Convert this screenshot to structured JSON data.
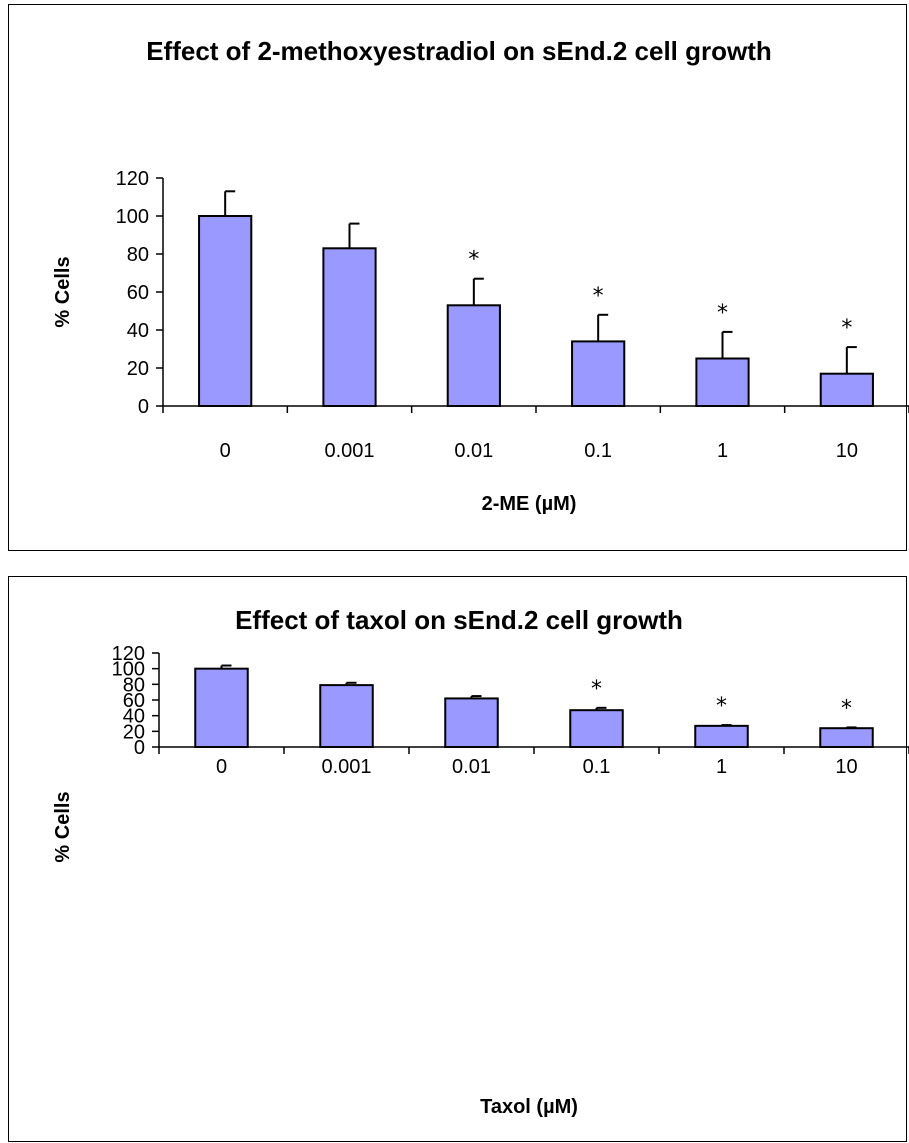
{
  "chart_data": [
    {
      "type": "bar",
      "title": "Effect of 2-methoxyestradiol on sEnd.2 cell growth",
      "xlabel": "2-ME (µM)",
      "ylabel": "% Cells",
      "categories": [
        "0",
        "0.001",
        "0.01",
        "0.1",
        "1",
        "10"
      ],
      "values": [
        100,
        83,
        53,
        34,
        25,
        17
      ],
      "errors": [
        13,
        13,
        14,
        14,
        14,
        14
      ],
      "significant": [
        "",
        "",
        "*",
        "*",
        "*",
        "*"
      ],
      "ylim": [
        0,
        120
      ],
      "yticks": [
        0,
        20,
        40,
        60,
        80,
        100,
        120
      ],
      "grid": false,
      "bar_color": "#9999ff"
    },
    {
      "type": "bar",
      "title": "Effect of taxol on sEnd.2 cell growth",
      "xlabel": "Taxol (µM)",
      "ylabel": "% Cells",
      "categories": [
        "0",
        "0.001",
        "0.01",
        "0.1",
        "1",
        "10"
      ],
      "values": [
        100,
        79,
        62,
        47,
        27,
        24
      ],
      "errors": [
        4,
        3,
        3,
        3,
        1,
        1
      ],
      "significant": [
        "",
        "",
        "",
        "*",
        "*",
        "*"
      ],
      "ylim": [
        0,
        120
      ],
      "yticks": [
        0,
        20,
        40,
        60,
        80,
        100,
        120
      ],
      "grid": false,
      "bar_color": "#9999ff"
    }
  ]
}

_EXERCISE GOAL_
Write out the records word for word. Pictures stay out.

_SOLUTION TO THE PROBLEM_
Convert this screenshot to structured JSON data.
{
  "chart_data": [
    {
      "type": "bar",
      "title": "Effect of 2-methoxyestradiol on sEnd.2 cell growth",
      "xlabel": "2-ME (µM)",
      "ylabel": "% Cells",
      "categories": [
        "0",
        "0.001",
        "0.01",
        "0.1",
        "1",
        "10"
      ],
      "values": [
        100,
        83,
        53,
        34,
        25,
        17
      ],
      "errors": [
        13,
        13,
        14,
        14,
        14,
        14
      ],
      "significant": [
        "",
        "",
        "*",
        "*",
        "*",
        "*"
      ],
      "ylim": [
        0,
        120
      ],
      "yticks": [
        0,
        20,
        40,
        60,
        80,
        100,
        120
      ],
      "grid": false,
      "bar_color": "#9999ff"
    },
    {
      "type": "bar",
      "title": "Effect of taxol on sEnd.2 cell growth",
      "xlabel": "Taxol (µM)",
      "ylabel": "% Cells",
      "categories": [
        "0",
        "0.001",
        "0.01",
        "0.1",
        "1",
        "10"
      ],
      "values": [
        100,
        79,
        62,
        47,
        27,
        24
      ],
      "errors": [
        4,
        3,
        3,
        3,
        1,
        1
      ],
      "significant": [
        "",
        "",
        "",
        "*",
        "*",
        "*"
      ],
      "ylim": [
        0,
        120
      ],
      "yticks": [
        0,
        20,
        40,
        60,
        80,
        100,
        120
      ],
      "grid": false,
      "bar_color": "#9999ff"
    }
  ]
}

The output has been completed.